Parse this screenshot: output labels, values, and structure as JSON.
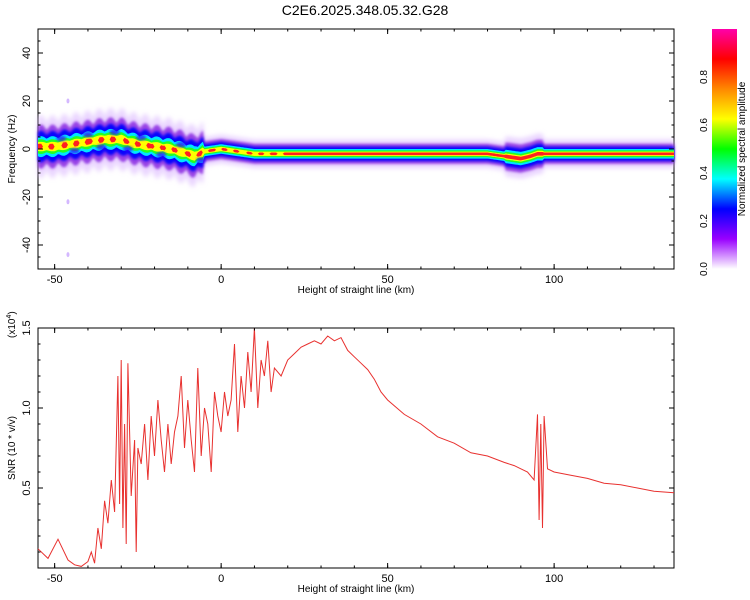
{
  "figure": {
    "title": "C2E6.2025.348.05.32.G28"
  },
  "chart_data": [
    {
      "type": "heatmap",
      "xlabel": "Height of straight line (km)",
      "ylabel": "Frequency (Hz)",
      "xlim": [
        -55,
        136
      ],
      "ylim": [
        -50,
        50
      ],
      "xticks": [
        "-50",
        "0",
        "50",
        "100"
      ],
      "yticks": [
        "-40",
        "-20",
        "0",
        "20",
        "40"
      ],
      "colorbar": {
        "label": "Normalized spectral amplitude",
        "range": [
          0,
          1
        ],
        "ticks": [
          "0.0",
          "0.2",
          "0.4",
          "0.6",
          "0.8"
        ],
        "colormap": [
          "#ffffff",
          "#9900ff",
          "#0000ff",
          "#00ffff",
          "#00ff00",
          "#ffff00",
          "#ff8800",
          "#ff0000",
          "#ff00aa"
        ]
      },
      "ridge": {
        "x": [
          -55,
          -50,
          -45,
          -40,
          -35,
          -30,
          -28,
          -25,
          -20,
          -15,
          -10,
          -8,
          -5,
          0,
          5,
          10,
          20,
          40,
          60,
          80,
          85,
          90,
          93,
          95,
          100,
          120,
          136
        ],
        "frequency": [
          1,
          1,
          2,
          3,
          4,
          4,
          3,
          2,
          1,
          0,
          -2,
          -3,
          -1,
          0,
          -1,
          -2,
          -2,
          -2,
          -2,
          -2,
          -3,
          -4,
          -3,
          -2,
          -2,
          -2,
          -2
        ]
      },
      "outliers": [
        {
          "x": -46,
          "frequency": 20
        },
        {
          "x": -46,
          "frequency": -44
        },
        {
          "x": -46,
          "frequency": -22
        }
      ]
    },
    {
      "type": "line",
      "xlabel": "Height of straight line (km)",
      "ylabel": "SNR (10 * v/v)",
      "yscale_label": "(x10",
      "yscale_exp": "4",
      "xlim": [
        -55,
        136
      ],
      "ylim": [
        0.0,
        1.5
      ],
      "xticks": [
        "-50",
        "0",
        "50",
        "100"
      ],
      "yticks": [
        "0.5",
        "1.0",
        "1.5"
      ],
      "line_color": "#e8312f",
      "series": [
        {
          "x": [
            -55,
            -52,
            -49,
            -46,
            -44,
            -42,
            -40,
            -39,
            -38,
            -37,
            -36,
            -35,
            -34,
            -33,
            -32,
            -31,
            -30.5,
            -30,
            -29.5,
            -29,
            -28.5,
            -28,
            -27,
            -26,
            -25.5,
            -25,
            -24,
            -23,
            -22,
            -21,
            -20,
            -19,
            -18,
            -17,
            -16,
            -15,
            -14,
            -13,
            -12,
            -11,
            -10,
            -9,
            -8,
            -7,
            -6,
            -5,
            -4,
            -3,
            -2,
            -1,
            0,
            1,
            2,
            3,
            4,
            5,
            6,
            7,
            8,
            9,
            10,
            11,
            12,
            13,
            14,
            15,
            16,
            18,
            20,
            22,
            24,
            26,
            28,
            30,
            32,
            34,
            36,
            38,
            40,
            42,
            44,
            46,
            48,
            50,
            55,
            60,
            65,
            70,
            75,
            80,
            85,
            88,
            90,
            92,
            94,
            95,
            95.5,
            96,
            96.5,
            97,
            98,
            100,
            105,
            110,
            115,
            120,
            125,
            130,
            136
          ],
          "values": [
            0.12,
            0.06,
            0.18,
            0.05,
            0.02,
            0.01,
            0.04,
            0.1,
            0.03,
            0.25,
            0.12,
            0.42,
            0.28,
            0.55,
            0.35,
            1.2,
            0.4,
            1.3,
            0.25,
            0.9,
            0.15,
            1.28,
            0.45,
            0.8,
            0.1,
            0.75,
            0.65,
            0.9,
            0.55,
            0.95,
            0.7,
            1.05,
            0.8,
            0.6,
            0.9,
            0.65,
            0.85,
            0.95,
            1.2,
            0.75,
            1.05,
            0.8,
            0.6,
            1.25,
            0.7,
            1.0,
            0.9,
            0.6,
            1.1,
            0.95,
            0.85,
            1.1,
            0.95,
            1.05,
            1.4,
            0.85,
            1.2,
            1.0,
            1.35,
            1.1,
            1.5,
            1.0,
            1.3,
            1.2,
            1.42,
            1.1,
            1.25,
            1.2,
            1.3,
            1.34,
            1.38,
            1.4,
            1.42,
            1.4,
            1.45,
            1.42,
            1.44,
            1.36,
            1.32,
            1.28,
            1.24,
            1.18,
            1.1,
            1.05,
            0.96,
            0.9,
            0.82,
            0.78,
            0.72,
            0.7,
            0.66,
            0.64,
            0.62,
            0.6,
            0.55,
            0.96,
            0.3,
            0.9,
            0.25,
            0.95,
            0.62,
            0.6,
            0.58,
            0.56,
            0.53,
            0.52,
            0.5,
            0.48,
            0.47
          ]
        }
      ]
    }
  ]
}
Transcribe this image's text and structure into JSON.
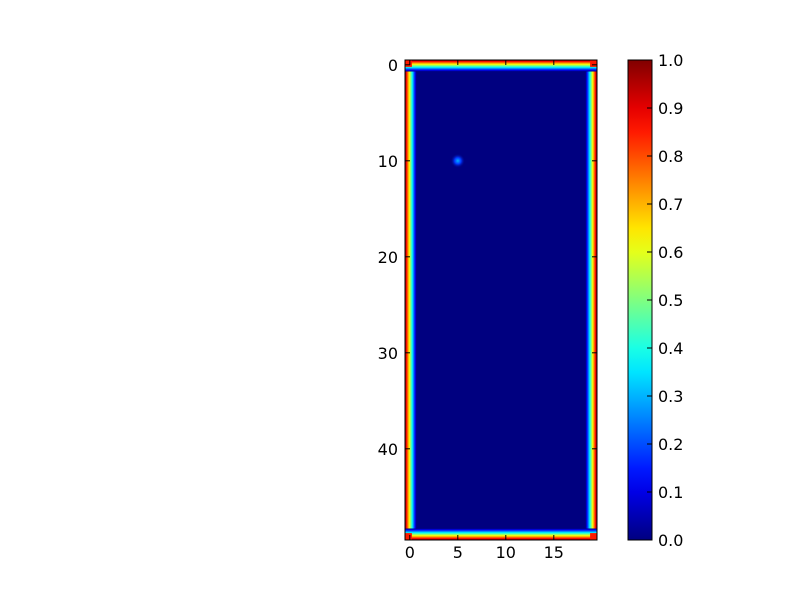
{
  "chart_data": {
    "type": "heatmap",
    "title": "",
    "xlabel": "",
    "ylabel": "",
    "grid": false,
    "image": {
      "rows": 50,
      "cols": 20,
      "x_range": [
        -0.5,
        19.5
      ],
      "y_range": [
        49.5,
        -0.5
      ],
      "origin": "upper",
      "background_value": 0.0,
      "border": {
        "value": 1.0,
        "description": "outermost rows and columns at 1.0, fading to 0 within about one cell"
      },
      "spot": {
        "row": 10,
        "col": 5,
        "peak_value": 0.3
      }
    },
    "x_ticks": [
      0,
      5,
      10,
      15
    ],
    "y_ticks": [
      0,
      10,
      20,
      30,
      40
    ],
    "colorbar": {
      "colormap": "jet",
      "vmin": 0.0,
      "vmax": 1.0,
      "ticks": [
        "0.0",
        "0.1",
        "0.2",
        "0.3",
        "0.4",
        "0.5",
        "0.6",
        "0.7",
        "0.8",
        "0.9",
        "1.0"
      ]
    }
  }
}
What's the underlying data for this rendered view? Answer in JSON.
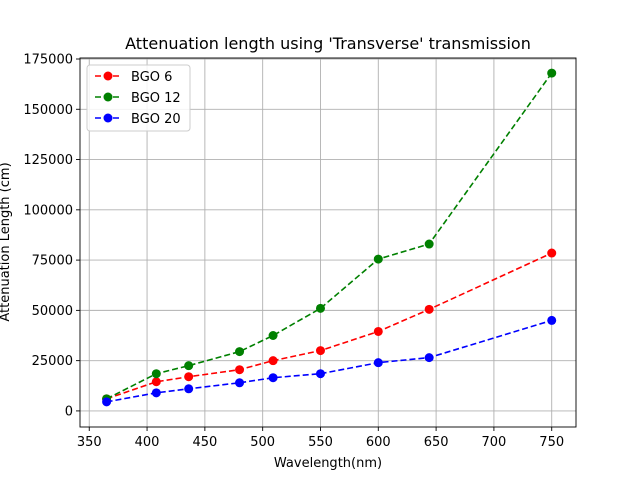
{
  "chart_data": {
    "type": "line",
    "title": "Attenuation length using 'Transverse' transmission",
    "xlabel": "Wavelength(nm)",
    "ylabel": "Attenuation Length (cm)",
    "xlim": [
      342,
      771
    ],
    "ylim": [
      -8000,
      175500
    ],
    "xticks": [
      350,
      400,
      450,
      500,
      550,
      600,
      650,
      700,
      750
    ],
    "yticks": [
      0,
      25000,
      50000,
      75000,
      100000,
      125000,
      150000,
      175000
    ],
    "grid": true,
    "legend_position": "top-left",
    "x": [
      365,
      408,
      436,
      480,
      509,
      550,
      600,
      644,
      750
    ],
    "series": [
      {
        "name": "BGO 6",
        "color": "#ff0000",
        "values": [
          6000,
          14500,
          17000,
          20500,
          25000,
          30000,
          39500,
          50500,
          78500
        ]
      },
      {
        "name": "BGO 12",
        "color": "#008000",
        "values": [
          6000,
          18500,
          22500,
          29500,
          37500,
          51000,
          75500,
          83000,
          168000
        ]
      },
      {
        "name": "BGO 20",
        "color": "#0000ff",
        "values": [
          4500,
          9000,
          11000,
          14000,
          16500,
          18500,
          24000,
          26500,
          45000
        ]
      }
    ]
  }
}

━━━

**Objective**
Copy out all of the material exactly as written, without its pictures.

**Finished exercise**
Parse this screenshot: output labels, values, and structure as JSON.
{
  "figure": {
    "title": "C2E6.2025.348.05.32.G28"
  },
  "chart_data": [
    {
      "type": "heatmap",
      "xlabel": "Height of straight line (km)",
      "ylabel": "Frequency (Hz)",
      "xlim": [
        -55,
        136
      ],
      "ylim": [
        -50,
        50
      ],
      "xticks": [
        "-50",
        "0",
        "50",
        "100"
      ],
      "yticks": [
        "-40",
        "-20",
        "0",
        "20",
        "40"
      ],
      "colorbar": {
        "label": "Normalized spectral amplitude",
        "range": [
          0,
          1
        ],
        "ticks": [
          "0.0",
          "0.2",
          "0.4",
          "0.6",
          "0.8"
        ],
        "colormap": [
          "#ffffff",
          "#9900ff",
          "#0000ff",
          "#00ffff",
          "#00ff00",
          "#ffff00",
          "#ff8800",
          "#ff0000",
          "#ff00aa"
        ]
      },
      "ridge": {
        "x": [
          -55,
          -50,
          -45,
          -40,
          -35,
          -30,
          -28,
          -25,
          -20,
          -15,
          -10,
          -8,
          -5,
          0,
          5,
          10,
          20,
          40,
          60,
          80,
          85,
          90,
          93,
          95,
          100,
          120,
          136
        ],
        "frequency": [
          1,
          1,
          2,
          3,
          4,
          4,
          3,
          2,
          1,
          0,
          -2,
          -3,
          -1,
          0,
          -1,
          -2,
          -2,
          -2,
          -2,
          -2,
          -3,
          -4,
          -3,
          -2,
          -2,
          -2,
          -2
        ]
      },
      "outliers": [
        {
          "x": -46,
          "frequency": 20
        },
        {
          "x": -46,
          "frequency": -44
        },
        {
          "x": -46,
          "frequency": -22
        }
      ]
    },
    {
      "type": "line",
      "xlabel": "Height of straight line (km)",
      "ylabel": "SNR (10 * v/v)",
      "yscale_label": "(x10",
      "yscale_exp": "4",
      "xlim": [
        -55,
        136
      ],
      "ylim": [
        0.0,
        1.5
      ],
      "xticks": [
        "-50",
        "0",
        "50",
        "100"
      ],
      "yticks": [
        "0.5",
        "1.0",
        "1.5"
      ],
      "line_color": "#e8312f",
      "series": [
        {
          "x": [
            -55,
            -52,
            -49,
            -46,
            -44,
            -42,
            -40,
            -39,
            -38,
            -37,
            -36,
            -35,
            -34,
            -33,
            -32,
            -31,
            -30.5,
            -30,
            -29.5,
            -29,
            -28.5,
            -28,
            -27,
            -26,
            -25.5,
            -25,
            -24,
            -23,
            -22,
            -21,
            -20,
            -19,
            -18,
            -17,
            -16,
            -15,
            -14,
            -13,
            -12,
            -11,
            -10,
            -9,
            -8,
            -7,
            -6,
            -5,
            -4,
            -3,
            -2,
            -1,
            0,
            1,
            2,
            3,
            4,
            5,
            6,
            7,
            8,
            9,
            10,
            11,
            12,
            13,
            14,
            15,
            16,
            18,
            20,
            22,
            24,
            26,
            28,
            30,
            32,
            34,
            36,
            38,
            40,
            42,
            44,
            46,
            48,
            50,
            55,
            60,
            65,
            70,
            75,
            80,
            85,
            88,
            90,
            92,
            94,
            95,
            95.5,
            96,
            96.5,
            97,
            98,
            100,
            105,
            110,
            115,
            120,
            125,
            130,
            136
          ],
          "values": [
            0.12,
            0.06,
            0.18,
            0.05,
            0.02,
            0.01,
            0.04,
            0.1,
            0.03,
            0.25,
            0.12,
            0.42,
            0.28,
            0.55,
            0.35,
            1.2,
            0.4,
            1.3,
            0.25,
            0.9,
            0.15,
            1.28,
            0.45,
            0.8,
            0.1,
            0.75,
            0.65,
            0.9,
            0.55,
            0.95,
            0.7,
            1.05,
            0.8,
            0.6,
            0.9,
            0.65,
            0.85,
            0.95,
            1.2,
            0.75,
            1.05,
            0.8,
            0.6,
            1.25,
            0.7,
            1.0,
            0.9,
            0.6,
            1.1,
            0.95,
            0.85,
            1.1,
            0.95,
            1.05,
            1.4,
            0.85,
            1.2,
            1.0,
            1.35,
            1.1,
            1.5,
            1.0,
            1.3,
            1.2,
            1.42,
            1.1,
            1.25,
            1.2,
            1.3,
            1.34,
            1.38,
            1.4,
            1.42,
            1.4,
            1.45,
            1.42,
            1.44,
            1.36,
            1.32,
            1.28,
            1.24,
            1.18,
            1.1,
            1.05,
            0.96,
            0.9,
            0.82,
            0.78,
            0.72,
            0.7,
            0.66,
            0.64,
            0.62,
            0.6,
            0.55,
            0.96,
            0.3,
            0.9,
            0.25,
            0.95,
            0.62,
            0.6,
            0.58,
            0.56,
            0.53,
            0.52,
            0.5,
            0.48,
            0.47
          ]
        }
      ]
    }
  ]
}
Transcribe this image's text and structure into JSON.
{
  "chart_data": {
    "type": "heatmap",
    "title": "",
    "xlabel": "",
    "ylabel": "",
    "grid": false,
    "image": {
      "rows": 50,
      "cols": 20,
      "x_range": [
        -0.5,
        19.5
      ],
      "y_range": [
        49.5,
        -0.5
      ],
      "origin": "upper",
      "background_value": 0.0,
      "border": {
        "value": 1.0,
        "description": "outermost rows and columns at 1.0, fading to 0 within about one cell"
      },
      "spot": {
        "row": 10,
        "col": 5,
        "peak_value": 0.3
      }
    },
    "x_ticks": [
      0,
      5,
      10,
      15
    ],
    "y_ticks": [
      0,
      10,
      20,
      30,
      40
    ],
    "colorbar": {
      "colormap": "jet",
      "vmin": 0.0,
      "vmax": 1.0,
      "ticks": [
        "0.0",
        "0.1",
        "0.2",
        "0.3",
        "0.4",
        "0.5",
        "0.6",
        "0.7",
        "0.8",
        "0.9",
        "1.0"
      ]
    }
  }
}
What's the underlying data for this rendered view? Answer in JSON.
{
  "chart_data": {
    "type": "line",
    "title": "Attenuation length using 'Transverse' transmission",
    "xlabel": "Wavelength(nm)",
    "ylabel": "Attenuation Length (cm)",
    "xlim": [
      342,
      771
    ],
    "ylim": [
      -8000,
      175500
    ],
    "xticks": [
      350,
      400,
      450,
      500,
      550,
      600,
      650,
      700,
      750
    ],
    "yticks": [
      0,
      25000,
      50000,
      75000,
      100000,
      125000,
      150000,
      175000
    ],
    "grid": true,
    "legend_position": "top-left",
    "x": [
      365,
      408,
      436,
      480,
      509,
      550,
      600,
      644,
      750
    ],
    "series": [
      {
        "name": "BGO 6",
        "color": "#ff0000",
        "values": [
          6000,
          14500,
          17000,
          20500,
          25000,
          30000,
          39500,
          50500,
          78500
        ]
      },
      {
        "name": "BGO 12",
        "color": "#008000",
        "values": [
          6000,
          18500,
          22500,
          29500,
          37500,
          51000,
          75500,
          83000,
          168000
        ]
      },
      {
        "name": "BGO 20",
        "color": "#0000ff",
        "values": [
          4500,
          9000,
          11000,
          14000,
          16500,
          18500,
          24000,
          26500,
          45000
        ]
      }
    ]
  }
}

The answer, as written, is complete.